EXERCISE REQUIREMENTS -> Set down the data below without change, skipping the pictures it holds.

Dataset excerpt
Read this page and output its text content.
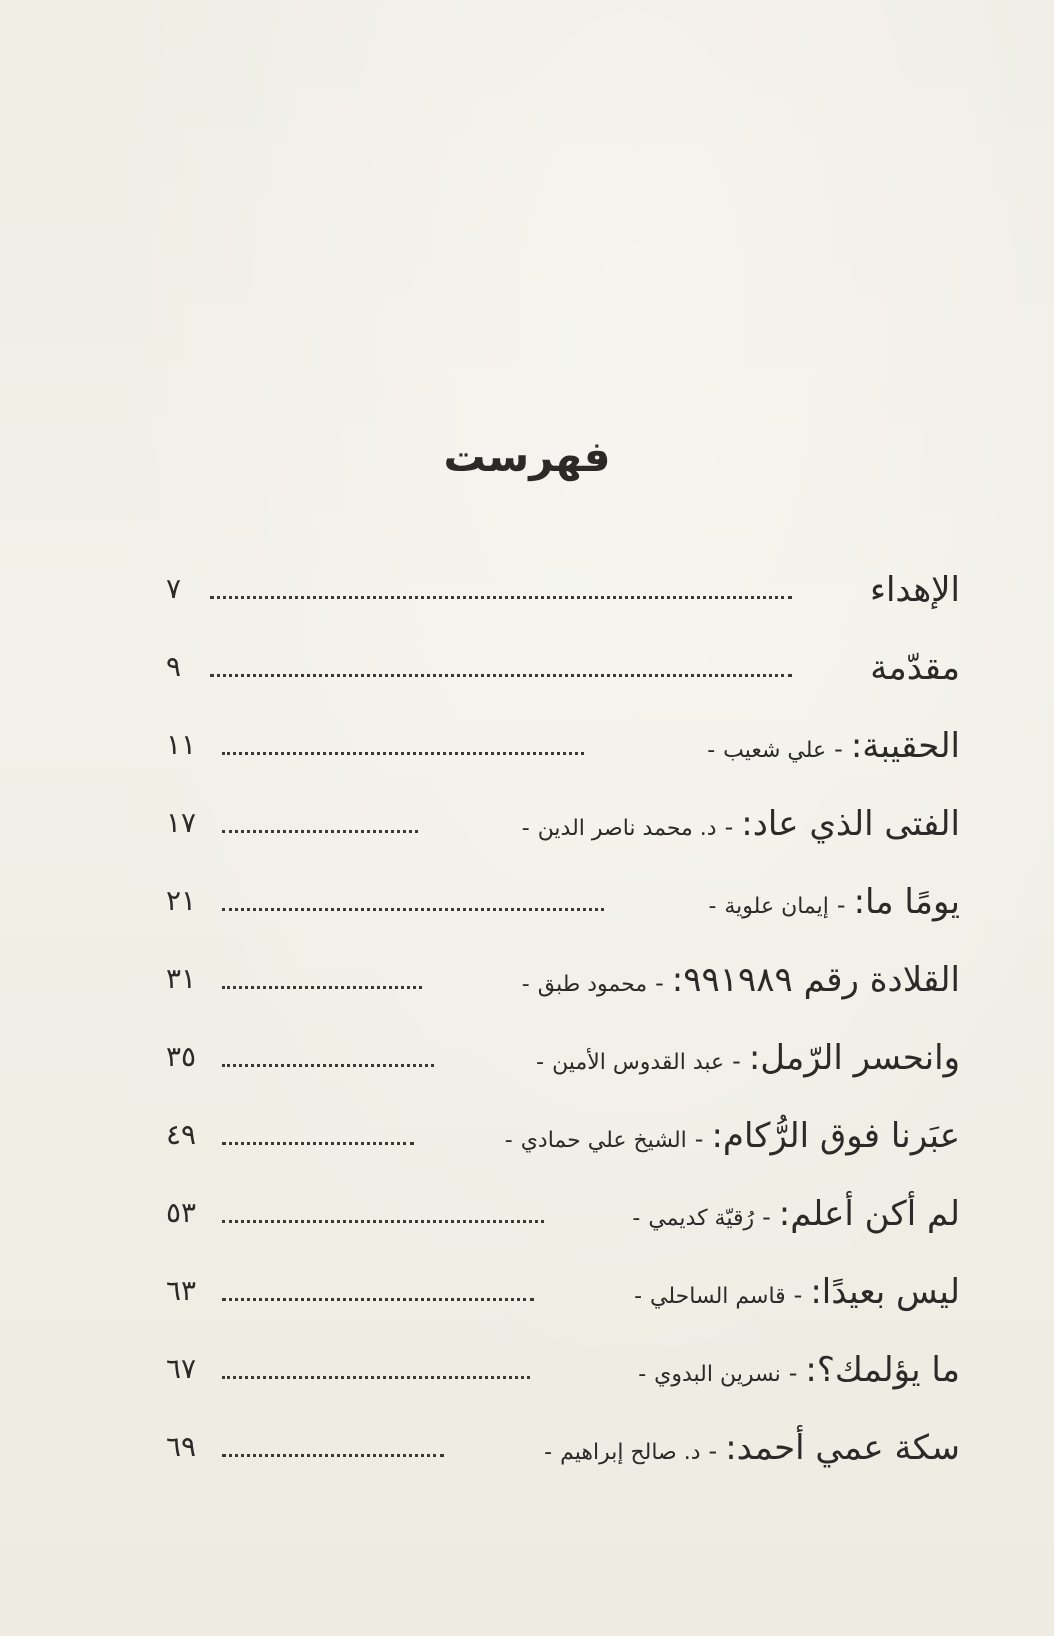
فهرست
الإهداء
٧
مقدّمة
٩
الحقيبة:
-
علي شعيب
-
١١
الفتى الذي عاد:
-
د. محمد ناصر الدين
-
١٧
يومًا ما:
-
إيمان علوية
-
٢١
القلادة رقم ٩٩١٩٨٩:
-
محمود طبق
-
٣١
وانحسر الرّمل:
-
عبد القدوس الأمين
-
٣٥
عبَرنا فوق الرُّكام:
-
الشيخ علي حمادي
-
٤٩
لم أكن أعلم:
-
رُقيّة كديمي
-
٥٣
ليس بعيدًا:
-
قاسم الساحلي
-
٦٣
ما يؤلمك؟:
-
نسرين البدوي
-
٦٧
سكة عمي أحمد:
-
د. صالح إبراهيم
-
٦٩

EXERCISE ANSWER ->
Read this page and output its text content.
فهرست
الإهداء
٧
مقدّمة
٩
الحقيبة:
-
علي شعيب
-
١١
الفتى الذي عاد:
-
د. محمد ناصر الدين
-
١٧
يومًا ما:
-
إيمان علوية
-
٢١
القلادة رقم ٩٩١٩٨٩:
-
محمود طبق
-
٣١
وانحسر الرّمل:
-
عبد القدوس الأمين
-
٣٥
عبَرنا فوق الرُّكام:
-
الشيخ علي حمادي
-
٤٩
لم أكن أعلم:
-
رُقيّة كديمي
-
٥٣
ليس بعيدًا:
-
قاسم الساحلي
-
٦٣
ما يؤلمك؟:
-
نسرين البدوي
-
٦٧
سكة عمي أحمد:
-
د. صالح إبراهيم
-
٦٩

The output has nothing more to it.